* **ENTRIES SUPPLIED**
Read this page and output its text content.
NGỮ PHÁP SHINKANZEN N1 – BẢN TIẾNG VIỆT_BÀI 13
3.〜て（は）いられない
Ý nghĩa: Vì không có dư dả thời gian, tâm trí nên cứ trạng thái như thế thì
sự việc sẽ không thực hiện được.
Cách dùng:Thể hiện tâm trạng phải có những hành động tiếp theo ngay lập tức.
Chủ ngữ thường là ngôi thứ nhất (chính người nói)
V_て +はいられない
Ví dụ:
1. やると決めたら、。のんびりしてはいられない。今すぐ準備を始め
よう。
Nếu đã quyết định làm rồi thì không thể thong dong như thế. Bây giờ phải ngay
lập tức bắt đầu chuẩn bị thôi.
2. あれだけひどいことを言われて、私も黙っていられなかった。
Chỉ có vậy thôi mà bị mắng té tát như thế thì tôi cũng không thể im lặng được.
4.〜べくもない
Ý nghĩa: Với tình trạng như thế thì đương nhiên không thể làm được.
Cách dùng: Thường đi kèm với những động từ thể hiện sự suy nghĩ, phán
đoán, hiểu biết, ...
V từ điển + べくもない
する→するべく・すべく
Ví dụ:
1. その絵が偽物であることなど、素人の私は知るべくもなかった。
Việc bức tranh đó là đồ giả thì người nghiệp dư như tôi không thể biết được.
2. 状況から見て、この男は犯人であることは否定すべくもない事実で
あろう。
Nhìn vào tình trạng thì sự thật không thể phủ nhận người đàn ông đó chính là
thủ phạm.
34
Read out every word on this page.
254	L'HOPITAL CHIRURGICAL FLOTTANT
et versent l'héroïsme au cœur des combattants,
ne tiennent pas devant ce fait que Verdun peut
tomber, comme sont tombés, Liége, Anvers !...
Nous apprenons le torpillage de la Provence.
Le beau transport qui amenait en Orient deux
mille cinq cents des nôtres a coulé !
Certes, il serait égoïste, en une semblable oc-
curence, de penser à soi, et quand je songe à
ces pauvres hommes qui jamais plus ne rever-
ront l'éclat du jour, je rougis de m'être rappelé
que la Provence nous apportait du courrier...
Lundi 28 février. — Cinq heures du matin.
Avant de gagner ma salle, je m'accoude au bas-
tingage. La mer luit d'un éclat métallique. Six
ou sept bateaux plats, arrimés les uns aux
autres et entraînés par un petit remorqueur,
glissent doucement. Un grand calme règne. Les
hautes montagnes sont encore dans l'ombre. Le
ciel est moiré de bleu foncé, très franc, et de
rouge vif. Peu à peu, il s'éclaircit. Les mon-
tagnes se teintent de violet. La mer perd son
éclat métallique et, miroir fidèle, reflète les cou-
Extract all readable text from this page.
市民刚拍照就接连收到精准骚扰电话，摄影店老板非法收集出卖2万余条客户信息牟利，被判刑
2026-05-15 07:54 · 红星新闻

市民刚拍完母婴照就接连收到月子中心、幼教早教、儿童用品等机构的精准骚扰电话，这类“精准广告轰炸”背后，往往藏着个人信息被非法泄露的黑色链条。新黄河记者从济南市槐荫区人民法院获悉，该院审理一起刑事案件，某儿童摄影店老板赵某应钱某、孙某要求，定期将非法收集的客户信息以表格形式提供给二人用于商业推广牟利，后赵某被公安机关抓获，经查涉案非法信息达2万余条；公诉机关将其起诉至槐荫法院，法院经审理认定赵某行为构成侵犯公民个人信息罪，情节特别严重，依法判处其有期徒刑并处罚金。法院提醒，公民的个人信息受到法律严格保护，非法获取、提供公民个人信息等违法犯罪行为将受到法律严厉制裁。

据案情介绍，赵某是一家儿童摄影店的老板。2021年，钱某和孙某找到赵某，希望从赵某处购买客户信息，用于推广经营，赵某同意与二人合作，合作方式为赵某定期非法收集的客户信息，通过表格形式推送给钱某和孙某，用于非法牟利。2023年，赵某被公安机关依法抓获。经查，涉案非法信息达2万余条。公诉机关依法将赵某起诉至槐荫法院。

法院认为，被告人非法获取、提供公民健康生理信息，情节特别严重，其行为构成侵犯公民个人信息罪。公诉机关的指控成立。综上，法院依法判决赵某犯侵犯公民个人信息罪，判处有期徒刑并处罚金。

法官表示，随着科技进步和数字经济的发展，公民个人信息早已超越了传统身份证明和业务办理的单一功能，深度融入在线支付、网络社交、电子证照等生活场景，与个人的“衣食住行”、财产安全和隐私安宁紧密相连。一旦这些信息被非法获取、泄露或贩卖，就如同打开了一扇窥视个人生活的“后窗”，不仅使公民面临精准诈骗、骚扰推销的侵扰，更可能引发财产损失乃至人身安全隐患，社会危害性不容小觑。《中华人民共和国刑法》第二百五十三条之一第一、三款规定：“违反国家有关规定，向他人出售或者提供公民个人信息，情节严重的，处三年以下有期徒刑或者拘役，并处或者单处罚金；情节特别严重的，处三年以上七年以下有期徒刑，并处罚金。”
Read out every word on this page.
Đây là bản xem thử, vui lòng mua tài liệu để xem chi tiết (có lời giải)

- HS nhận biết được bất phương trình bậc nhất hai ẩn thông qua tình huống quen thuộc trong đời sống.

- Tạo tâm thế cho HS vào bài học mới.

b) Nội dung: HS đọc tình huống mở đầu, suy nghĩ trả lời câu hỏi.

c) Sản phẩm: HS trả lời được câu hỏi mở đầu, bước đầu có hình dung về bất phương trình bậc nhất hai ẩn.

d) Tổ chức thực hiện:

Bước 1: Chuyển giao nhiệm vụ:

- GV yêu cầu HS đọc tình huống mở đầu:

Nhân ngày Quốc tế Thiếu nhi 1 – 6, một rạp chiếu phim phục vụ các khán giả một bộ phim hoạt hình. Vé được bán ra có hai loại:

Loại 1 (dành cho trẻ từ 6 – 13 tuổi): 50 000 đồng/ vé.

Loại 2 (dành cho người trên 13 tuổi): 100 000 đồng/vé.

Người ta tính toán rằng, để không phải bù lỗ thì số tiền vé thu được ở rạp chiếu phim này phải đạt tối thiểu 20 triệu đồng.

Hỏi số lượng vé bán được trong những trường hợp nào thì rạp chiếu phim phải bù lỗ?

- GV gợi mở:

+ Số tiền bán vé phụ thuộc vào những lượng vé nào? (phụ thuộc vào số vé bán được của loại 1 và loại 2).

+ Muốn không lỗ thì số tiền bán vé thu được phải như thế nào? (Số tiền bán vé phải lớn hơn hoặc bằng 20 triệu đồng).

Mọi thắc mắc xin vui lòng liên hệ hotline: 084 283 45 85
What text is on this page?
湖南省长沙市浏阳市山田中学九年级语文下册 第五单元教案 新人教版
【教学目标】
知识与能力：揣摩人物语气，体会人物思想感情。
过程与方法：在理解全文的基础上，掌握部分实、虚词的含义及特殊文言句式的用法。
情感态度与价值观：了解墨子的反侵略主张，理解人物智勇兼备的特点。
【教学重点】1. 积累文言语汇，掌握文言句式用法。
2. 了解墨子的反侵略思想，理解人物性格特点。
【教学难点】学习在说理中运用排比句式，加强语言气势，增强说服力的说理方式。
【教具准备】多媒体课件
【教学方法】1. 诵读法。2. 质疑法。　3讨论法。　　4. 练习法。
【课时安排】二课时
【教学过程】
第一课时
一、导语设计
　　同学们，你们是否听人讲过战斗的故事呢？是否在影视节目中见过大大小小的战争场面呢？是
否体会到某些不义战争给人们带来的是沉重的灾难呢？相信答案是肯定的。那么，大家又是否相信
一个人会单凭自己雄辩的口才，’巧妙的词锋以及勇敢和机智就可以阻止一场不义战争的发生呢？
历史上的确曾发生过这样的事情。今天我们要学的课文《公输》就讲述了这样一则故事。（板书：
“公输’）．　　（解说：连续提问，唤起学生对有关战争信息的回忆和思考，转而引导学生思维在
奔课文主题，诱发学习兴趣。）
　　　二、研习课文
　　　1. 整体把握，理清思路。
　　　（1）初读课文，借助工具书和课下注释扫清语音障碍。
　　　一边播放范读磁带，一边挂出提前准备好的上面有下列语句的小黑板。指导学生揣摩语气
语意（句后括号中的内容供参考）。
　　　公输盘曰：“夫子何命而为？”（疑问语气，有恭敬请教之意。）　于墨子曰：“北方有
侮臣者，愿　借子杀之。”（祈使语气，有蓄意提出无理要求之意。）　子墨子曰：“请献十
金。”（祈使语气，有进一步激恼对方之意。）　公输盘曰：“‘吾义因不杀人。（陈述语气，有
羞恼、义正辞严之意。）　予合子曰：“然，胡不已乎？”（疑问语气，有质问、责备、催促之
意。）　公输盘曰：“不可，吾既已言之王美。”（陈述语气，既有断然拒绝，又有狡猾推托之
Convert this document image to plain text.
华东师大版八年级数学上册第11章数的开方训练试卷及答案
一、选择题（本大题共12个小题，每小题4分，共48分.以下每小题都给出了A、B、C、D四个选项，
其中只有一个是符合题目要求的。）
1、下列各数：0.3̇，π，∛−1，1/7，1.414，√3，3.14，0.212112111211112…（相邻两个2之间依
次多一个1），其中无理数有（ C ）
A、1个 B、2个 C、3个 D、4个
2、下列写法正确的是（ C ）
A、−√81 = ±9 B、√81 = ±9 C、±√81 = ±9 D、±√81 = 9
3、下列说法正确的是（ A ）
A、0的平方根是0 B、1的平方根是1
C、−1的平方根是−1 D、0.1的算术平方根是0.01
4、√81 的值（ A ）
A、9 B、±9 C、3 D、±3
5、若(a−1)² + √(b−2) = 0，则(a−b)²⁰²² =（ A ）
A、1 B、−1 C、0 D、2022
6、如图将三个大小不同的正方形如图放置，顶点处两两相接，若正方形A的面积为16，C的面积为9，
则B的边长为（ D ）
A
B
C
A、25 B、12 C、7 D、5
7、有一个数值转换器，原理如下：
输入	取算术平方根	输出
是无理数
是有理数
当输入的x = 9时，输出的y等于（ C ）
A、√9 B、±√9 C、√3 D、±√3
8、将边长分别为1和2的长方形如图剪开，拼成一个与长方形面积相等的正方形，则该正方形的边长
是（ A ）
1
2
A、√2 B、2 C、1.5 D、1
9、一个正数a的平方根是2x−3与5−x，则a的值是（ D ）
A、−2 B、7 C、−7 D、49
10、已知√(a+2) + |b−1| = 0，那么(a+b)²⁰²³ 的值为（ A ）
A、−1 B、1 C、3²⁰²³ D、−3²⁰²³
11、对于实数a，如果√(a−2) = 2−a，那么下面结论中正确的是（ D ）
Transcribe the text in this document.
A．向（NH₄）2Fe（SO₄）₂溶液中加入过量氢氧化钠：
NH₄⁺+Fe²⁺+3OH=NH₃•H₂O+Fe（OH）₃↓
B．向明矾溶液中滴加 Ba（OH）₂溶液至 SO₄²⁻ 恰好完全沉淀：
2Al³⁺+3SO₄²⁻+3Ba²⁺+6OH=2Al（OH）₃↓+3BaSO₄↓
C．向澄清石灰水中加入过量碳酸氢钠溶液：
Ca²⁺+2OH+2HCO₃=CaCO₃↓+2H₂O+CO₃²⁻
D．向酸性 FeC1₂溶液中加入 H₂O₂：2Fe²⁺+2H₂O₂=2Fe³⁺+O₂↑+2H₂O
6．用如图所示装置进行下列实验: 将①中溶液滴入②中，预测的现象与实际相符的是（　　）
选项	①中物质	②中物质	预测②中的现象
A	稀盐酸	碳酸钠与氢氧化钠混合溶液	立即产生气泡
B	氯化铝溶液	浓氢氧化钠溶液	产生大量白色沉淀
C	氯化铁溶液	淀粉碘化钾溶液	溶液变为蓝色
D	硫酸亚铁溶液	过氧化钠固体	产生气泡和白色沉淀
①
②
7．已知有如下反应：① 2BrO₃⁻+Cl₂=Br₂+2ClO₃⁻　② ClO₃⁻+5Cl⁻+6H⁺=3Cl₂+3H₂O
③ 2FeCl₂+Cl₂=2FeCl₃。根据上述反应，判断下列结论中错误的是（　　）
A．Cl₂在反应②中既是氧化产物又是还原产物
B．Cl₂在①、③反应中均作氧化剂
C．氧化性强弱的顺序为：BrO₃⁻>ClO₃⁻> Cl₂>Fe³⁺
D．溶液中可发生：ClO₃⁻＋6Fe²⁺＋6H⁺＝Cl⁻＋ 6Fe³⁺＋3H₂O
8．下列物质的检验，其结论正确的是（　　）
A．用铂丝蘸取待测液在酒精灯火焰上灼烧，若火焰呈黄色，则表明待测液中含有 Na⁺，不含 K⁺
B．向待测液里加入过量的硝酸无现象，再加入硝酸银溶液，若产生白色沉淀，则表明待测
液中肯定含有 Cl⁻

* **WORK REQUIRED**
Locate the string "hình" in the listing above and copy every line where it occurs.

* **COMPLETED TASK**
c) Sản phẩm: HS trả lời được câu hỏi mở đầu, bước đầu có hình dung về bất phương trình bậc nhất hai ẩn.
Nhân ngày Quốc tế Thiếu nhi 1 – 6, một rạp chiếu phim phục vụ các khán giả một bộ phim hoạt hình. Vé được bán ra có hai loại:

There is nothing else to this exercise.